YOUR TASK:
Return the records exactly as they are.

-- BEGIN --

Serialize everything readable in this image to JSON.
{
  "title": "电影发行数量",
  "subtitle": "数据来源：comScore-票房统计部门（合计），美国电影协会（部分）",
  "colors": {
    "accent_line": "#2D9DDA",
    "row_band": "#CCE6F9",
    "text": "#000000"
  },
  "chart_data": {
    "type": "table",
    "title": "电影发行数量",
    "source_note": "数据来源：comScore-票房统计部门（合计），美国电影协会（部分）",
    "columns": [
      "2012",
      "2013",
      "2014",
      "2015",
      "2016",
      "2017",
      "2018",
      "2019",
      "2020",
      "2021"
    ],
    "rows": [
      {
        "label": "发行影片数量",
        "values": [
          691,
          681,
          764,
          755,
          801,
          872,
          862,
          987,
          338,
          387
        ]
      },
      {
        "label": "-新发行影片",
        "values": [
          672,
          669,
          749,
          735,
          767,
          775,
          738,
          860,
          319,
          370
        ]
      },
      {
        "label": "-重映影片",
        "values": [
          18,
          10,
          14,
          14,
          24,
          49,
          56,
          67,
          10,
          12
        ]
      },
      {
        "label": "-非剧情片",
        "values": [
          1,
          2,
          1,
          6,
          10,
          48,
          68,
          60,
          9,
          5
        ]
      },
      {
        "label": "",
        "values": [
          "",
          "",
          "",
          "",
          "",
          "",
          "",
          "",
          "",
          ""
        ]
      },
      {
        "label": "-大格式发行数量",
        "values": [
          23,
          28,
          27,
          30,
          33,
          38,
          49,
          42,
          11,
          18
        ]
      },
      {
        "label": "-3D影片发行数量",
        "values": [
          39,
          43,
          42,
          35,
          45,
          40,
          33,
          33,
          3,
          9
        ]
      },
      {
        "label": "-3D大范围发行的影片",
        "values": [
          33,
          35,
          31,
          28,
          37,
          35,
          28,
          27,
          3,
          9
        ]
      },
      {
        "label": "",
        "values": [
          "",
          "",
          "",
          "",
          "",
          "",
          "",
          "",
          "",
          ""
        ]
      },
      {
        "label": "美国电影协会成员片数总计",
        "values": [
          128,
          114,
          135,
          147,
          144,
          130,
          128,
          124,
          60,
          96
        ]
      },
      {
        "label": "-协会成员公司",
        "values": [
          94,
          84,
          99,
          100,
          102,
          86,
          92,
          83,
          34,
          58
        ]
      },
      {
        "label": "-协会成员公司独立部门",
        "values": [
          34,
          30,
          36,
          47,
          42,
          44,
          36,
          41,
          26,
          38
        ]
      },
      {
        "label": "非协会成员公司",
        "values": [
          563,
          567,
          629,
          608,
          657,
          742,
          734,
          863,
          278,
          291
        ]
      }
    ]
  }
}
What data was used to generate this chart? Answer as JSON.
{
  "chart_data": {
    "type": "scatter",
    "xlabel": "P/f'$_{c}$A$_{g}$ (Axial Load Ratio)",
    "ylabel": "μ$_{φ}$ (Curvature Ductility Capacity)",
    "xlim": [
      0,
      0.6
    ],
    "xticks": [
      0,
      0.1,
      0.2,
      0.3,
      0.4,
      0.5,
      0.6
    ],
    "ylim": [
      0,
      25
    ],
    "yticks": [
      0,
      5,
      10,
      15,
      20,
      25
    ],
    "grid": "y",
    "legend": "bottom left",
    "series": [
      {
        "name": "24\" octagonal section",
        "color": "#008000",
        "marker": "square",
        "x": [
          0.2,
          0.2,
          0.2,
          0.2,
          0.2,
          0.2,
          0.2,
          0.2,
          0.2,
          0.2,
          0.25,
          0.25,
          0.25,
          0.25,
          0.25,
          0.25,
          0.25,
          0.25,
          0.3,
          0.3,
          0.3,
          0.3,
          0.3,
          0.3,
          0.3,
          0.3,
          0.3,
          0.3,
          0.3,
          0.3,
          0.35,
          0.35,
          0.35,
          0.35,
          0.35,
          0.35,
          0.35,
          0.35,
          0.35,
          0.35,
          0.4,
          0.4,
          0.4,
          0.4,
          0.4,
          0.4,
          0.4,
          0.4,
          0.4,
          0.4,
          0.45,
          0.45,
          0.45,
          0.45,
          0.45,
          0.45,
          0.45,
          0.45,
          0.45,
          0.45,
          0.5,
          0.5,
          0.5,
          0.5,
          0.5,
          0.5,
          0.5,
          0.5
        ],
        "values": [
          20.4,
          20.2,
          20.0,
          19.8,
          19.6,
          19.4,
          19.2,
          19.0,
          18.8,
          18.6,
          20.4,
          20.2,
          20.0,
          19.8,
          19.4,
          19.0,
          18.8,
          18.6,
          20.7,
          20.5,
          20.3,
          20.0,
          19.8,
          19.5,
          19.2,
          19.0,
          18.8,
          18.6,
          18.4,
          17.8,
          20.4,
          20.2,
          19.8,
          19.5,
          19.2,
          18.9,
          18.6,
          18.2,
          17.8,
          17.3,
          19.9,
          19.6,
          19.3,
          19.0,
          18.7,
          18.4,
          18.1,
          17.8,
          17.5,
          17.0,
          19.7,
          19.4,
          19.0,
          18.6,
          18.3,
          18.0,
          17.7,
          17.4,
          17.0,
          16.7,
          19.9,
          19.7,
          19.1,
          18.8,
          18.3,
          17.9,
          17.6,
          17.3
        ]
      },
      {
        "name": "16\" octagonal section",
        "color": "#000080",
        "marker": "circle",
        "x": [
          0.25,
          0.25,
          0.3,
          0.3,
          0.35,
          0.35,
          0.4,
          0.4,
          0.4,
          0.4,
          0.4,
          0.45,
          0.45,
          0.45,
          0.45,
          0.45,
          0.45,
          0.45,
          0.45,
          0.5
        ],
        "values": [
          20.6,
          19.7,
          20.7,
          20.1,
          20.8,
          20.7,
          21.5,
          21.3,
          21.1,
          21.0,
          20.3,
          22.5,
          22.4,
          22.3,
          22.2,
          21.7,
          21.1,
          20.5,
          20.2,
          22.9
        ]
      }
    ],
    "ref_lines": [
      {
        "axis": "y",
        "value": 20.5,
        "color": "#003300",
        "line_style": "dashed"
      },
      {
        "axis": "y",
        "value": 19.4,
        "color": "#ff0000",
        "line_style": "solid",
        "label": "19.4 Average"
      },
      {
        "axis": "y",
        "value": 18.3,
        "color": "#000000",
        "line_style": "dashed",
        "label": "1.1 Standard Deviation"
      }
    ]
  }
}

-- END --

THE SOLUTION:
Serialize everything readable in this image to JSON.
{
  "title": "电影发行数量",
  "subtitle": "数据来源：comScore-票房统计部门（合计），美国电影协会（部分）",
  "colors": {
    "accent_line": "#2D9DDA",
    "row_band": "#CCE6F9",
    "text": "#000000"
  },
  "chart_data": {
    "type": "table",
    "title": "电影发行数量",
    "source_note": "数据来源：comScore-票房统计部门（合计），美国电影协会（部分）",
    "columns": [
      "2012",
      "2013",
      "2014",
      "2015",
      "2016",
      "2017",
      "2018",
      "2019",
      "2020",
      "2021"
    ],
    "rows": [
      {
        "label": "发行影片数量",
        "values": [
          691,
          681,
          764,
          755,
          801,
          872,
          862,
          987,
          338,
          387
        ]
      },
      {
        "label": "-新发行影片",
        "values": [
          672,
          669,
          749,
          735,
          767,
          775,
          738,
          860,
          319,
          370
        ]
      },
      {
        "label": "-重映影片",
        "values": [
          18,
          10,
          14,
          14,
          24,
          49,
          56,
          67,
          10,
          12
        ]
      },
      {
        "label": "-非剧情片",
        "values": [
          1,
          2,
          1,
          6,
          10,
          48,
          68,
          60,
          9,
          5
        ]
      },
      {
        "label": "",
        "values": [
          "",
          "",
          "",
          "",
          "",
          "",
          "",
          "",
          "",
          ""
        ]
      },
      {
        "label": "-大格式发行数量",
        "values": [
          23,
          28,
          27,
          30,
          33,
          38,
          49,
          42,
          11,
          18
        ]
      },
      {
        "label": "-3D影片发行数量",
        "values": [
          39,
          43,
          42,
          35,
          45,
          40,
          33,
          33,
          3,
          9
        ]
      },
      {
        "label": "-3D大范围发行的影片",
        "values": [
          33,
          35,
          31,
          28,
          37,
          35,
          28,
          27,
          3,
          9
        ]
      },
      {
        "label": "",
        "values": [
          "",
          "",
          "",
          "",
          "",
          "",
          "",
          "",
          "",
          ""
        ]
      },
      {
        "label": "美国电影协会成员片数总计",
        "values": [
          128,
          114,
          135,
          147,
          144,
          130,
          128,
          124,
          60,
          96
        ]
      },
      {
        "label": "-协会成员公司",
        "values": [
          94,
          84,
          99,
          100,
          102,
          86,
          92,
          83,
          34,
          58
        ]
      },
      {
        "label": "-协会成员公司独立部门",
        "values": [
          34,
          30,
          36,
          47,
          42,
          44,
          36,
          41,
          26,
          38
        ]
      },
      {
        "label": "非协会成员公司",
        "values": [
          563,
          567,
          629,
          608,
          657,
          742,
          734,
          863,
          278,
          291
        ]
      }
    ]
  }
}
What data was used to generate this chart? Answer as JSON.
{
  "chart_data": {
    "type": "scatter",
    "xlabel": "P/f'$_{c}$A$_{g}$ (Axial Load Ratio)",
    "ylabel": "μ$_{φ}$ (Curvature Ductility Capacity)",
    "xlim": [
      0,
      0.6
    ],
    "xticks": [
      0,
      0.1,
      0.2,
      0.3,
      0.4,
      0.5,
      0.6
    ],
    "ylim": [
      0,
      25
    ],
    "yticks": [
      0,
      5,
      10,
      15,
      20,
      25
    ],
    "grid": "y",
    "legend": "bottom left",
    "series": [
      {
        "name": "24\" octagonal section",
        "color": "#008000",
        "marker": "square",
        "x": [
          0.2,
          0.2,
          0.2,
          0.2,
          0.2,
          0.2,
          0.2,
          0.2,
          0.2,
          0.2,
          0.25,
          0.25,
          0.25,
          0.25,
          0.25,
          0.25,
          0.25,
          0.25,
          0.3,
          0.3,
          0.3,
          0.3,
          0.3,
          0.3,
          0.3,
          0.3,
          0.3,
          0.3,
          0.3,
          0.3,
          0.35,
          0.35,
          0.35,
          0.35,
          0.35,
          0.35,
          0.35,
          0.35,
          0.35,
          0.35,
          0.4,
          0.4,
          0.4,
          0.4,
          0.4,
          0.4,
          0.4,
          0.4,
          0.4,
          0.4,
          0.45,
          0.45,
          0.45,
          0.45,
          0.45,
          0.45,
          0.45,
          0.45,
          0.45,
          0.45,
          0.5,
          0.5,
          0.5,
          0.5,
          0.5,
          0.5,
          0.5,
          0.5
        ],
        "values": [
          20.4,
          20.2,
          20.0,
          19.8,
          19.6,
          19.4,
          19.2,
          19.0,
          18.8,
          18.6,
          20.4,
          20.2,
          20.0,
          19.8,
          19.4,
          19.0,
          18.8,
          18.6,
          20.7,
          20.5,
          20.3,
          20.0,
          19.8,
          19.5,
          19.2,
          19.0,
          18.8,
          18.6,
          18.4,
          17.8,
          20.4,
          20.2,
          19.8,
          19.5,
          19.2,
          18.9,
          18.6,
          18.2,
          17.8,
          17.3,
          19.9,
          19.6,
          19.3,
          19.0,
          18.7,
          18.4,
          18.1,
          17.8,
          17.5,
          17.0,
          19.7,
          19.4,
          19.0,
          18.6,
          18.3,
          18.0,
          17.7,
          17.4,
          17.0,
          16.7,
          19.9,
          19.7,
          19.1,
          18.8,
          18.3,
          17.9,
          17.6,
          17.3
        ]
      },
      {
        "name": "16\" octagonal section",
        "color": "#000080",
        "marker": "circle",
        "x": [
          0.25,
          0.25,
          0.3,
          0.3,
          0.35,
          0.35,
          0.4,
          0.4,
          0.4,
          0.4,
          0.4,
          0.45,
          0.45,
          0.45,
          0.45,
          0.45,
          0.45,
          0.45,
          0.45,
          0.5
        ],
        "values": [
          20.6,
          19.7,
          20.7,
          20.1,
          20.8,
          20.7,
          21.5,
          21.3,
          21.1,
          21.0,
          20.3,
          22.5,
          22.4,
          22.3,
          22.2,
          21.7,
          21.1,
          20.5,
          20.2,
          22.9
        ]
      }
    ],
    "ref_lines": [
      {
        "axis": "y",
        "value": 20.5,
        "color": "#003300",
        "line_style": "dashed"
      },
      {
        "axis": "y",
        "value": 19.4,
        "color": "#ff0000",
        "line_style": "solid",
        "label": "19.4 Average"
      },
      {
        "axis": "y",
        "value": 18.3,
        "color": "#000000",
        "line_style": "dashed",
        "label": "1.1 Standard Deviation"
      }
    ]
  }
}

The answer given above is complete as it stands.